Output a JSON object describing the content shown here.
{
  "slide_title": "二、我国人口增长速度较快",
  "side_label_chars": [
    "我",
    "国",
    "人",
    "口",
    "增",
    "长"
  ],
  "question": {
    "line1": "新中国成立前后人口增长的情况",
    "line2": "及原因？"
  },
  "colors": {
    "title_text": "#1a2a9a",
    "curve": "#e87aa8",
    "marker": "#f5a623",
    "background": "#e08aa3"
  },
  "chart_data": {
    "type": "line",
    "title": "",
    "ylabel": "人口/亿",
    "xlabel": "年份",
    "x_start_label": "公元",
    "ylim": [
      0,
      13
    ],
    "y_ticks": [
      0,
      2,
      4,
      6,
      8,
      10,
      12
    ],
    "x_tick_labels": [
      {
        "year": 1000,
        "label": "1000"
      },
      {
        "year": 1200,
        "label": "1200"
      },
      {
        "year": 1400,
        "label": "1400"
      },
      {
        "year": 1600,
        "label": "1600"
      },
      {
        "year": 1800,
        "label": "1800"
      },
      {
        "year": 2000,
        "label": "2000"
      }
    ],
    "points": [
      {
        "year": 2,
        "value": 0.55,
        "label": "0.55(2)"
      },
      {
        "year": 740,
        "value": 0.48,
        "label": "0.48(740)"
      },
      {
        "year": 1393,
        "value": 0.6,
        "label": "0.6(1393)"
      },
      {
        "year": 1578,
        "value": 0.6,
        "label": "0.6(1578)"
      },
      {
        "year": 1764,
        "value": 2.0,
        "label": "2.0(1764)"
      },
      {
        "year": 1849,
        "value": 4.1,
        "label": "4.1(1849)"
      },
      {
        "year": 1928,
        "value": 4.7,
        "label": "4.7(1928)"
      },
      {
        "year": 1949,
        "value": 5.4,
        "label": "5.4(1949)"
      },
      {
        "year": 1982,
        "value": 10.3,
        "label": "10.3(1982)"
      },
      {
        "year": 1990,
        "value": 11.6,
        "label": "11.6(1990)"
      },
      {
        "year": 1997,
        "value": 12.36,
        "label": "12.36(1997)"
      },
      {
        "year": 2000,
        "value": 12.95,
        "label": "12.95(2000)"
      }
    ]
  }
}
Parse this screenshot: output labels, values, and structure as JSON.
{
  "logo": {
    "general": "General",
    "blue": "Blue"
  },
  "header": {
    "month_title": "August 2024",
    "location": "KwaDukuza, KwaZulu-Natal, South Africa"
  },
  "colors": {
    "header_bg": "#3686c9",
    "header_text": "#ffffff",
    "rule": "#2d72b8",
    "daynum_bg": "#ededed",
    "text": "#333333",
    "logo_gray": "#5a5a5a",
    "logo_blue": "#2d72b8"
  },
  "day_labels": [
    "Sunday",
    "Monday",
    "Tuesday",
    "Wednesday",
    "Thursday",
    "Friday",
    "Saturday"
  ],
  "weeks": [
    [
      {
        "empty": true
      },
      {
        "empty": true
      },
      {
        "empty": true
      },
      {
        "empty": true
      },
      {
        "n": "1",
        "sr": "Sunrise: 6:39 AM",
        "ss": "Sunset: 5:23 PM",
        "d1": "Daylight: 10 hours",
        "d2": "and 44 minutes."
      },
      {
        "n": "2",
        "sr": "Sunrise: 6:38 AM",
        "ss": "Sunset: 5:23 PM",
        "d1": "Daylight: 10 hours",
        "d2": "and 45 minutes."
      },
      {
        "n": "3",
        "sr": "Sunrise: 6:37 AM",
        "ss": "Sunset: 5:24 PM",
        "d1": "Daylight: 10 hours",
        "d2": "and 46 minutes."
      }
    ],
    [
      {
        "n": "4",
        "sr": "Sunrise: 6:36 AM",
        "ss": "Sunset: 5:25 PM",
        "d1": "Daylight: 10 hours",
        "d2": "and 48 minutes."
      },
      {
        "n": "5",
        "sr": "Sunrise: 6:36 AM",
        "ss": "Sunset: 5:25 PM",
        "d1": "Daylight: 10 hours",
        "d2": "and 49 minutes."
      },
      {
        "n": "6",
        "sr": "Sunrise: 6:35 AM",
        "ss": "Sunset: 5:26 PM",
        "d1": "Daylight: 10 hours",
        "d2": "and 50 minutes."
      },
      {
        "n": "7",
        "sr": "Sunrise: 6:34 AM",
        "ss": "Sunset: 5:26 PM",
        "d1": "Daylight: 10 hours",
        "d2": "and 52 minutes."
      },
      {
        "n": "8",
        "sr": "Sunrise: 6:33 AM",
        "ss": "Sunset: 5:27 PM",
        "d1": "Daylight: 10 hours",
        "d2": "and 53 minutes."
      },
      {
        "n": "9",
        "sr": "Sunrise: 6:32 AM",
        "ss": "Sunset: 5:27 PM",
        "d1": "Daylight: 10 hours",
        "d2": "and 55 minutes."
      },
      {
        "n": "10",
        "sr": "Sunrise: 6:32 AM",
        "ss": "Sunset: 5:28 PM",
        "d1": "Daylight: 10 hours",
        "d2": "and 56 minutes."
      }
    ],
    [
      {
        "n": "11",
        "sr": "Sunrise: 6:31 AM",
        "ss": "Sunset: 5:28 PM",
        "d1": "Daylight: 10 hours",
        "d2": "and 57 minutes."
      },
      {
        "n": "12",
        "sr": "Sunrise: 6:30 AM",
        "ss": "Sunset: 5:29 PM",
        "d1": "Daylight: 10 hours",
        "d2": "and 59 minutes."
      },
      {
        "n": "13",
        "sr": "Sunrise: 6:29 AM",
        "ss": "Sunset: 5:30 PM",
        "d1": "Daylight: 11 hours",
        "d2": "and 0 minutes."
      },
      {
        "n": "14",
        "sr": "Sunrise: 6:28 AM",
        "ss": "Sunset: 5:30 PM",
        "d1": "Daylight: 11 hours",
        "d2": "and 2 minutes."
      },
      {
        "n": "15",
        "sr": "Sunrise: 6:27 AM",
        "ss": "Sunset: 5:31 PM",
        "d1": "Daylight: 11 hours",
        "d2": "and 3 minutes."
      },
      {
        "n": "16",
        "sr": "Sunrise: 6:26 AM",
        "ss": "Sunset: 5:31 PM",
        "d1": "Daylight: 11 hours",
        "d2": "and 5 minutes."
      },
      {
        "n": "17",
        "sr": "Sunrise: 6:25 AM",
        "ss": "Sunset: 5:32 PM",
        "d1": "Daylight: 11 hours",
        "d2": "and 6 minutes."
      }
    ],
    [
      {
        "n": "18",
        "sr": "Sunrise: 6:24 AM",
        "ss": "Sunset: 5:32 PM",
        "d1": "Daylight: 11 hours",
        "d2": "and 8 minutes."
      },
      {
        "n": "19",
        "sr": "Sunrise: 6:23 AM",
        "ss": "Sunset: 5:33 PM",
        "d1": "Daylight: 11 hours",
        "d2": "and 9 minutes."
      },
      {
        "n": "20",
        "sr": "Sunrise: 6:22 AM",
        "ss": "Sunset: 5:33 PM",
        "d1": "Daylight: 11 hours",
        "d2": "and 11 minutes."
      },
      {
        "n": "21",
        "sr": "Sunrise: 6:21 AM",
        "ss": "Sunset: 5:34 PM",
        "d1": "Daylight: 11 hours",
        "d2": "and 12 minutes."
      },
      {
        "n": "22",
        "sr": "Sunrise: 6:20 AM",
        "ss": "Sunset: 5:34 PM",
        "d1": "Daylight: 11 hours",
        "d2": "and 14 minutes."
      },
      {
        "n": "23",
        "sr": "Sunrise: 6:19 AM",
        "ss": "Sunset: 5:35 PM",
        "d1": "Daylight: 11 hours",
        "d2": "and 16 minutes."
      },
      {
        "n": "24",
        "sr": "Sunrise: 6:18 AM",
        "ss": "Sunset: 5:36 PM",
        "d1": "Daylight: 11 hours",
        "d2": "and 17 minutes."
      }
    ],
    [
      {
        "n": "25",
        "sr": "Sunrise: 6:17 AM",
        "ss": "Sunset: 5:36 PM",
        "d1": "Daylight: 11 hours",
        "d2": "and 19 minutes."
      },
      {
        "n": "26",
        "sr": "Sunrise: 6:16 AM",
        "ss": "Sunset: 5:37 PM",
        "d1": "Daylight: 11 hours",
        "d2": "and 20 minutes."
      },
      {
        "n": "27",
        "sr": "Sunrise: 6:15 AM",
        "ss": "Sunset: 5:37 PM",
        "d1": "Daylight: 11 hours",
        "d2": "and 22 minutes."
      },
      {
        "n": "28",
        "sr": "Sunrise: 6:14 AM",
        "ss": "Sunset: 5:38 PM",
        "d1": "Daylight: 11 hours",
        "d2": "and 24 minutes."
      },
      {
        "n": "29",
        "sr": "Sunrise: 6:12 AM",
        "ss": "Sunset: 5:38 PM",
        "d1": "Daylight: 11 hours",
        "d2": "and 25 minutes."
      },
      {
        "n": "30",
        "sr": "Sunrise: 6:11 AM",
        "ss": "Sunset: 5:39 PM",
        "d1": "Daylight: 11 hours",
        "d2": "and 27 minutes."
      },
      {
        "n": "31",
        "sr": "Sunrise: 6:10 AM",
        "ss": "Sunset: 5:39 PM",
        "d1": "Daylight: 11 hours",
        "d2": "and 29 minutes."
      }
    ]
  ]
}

++++

Using the listing, copy every line where the word "JSON" shows up.

Output a JSON object describing the content shown here.
Parse this screenshot: output labels, values, and structure as JSON.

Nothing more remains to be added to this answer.